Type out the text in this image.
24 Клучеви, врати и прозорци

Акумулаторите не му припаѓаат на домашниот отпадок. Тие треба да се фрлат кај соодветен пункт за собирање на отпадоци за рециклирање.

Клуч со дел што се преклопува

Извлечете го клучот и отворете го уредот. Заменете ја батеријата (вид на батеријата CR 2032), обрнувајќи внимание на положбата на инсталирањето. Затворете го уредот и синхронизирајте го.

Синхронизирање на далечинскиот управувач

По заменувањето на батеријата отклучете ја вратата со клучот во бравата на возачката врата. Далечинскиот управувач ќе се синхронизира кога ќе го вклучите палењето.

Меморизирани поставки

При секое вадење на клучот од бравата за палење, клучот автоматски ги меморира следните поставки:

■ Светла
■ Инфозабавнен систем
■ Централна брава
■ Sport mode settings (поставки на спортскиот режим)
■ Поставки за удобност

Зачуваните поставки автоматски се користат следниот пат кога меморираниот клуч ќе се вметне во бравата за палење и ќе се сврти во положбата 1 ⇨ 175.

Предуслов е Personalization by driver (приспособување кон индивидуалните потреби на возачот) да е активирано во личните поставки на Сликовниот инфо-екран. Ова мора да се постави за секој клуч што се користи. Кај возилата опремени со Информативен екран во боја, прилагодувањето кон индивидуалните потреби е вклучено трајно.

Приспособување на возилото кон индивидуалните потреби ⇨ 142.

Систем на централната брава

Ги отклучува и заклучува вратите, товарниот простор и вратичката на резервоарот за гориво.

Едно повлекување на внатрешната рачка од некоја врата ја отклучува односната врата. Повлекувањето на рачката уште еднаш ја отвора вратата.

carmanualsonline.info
####
◆ **Task details**: Return all lines with the word "кога" in them.

◆ **Right answer**:
По заменувањето на батеријата отклучете ја вратата со клучот во бравата на возачката врата. Далечинскиот управувач ќе се синхронизира кога ќе го вклучите палењето.
Зачуваните поставки автоматски се користат следниот пат кога меморираниот клуч ќе се вметне во бравата за палење и ќе се сврти во положбата 1 ⇨ 175.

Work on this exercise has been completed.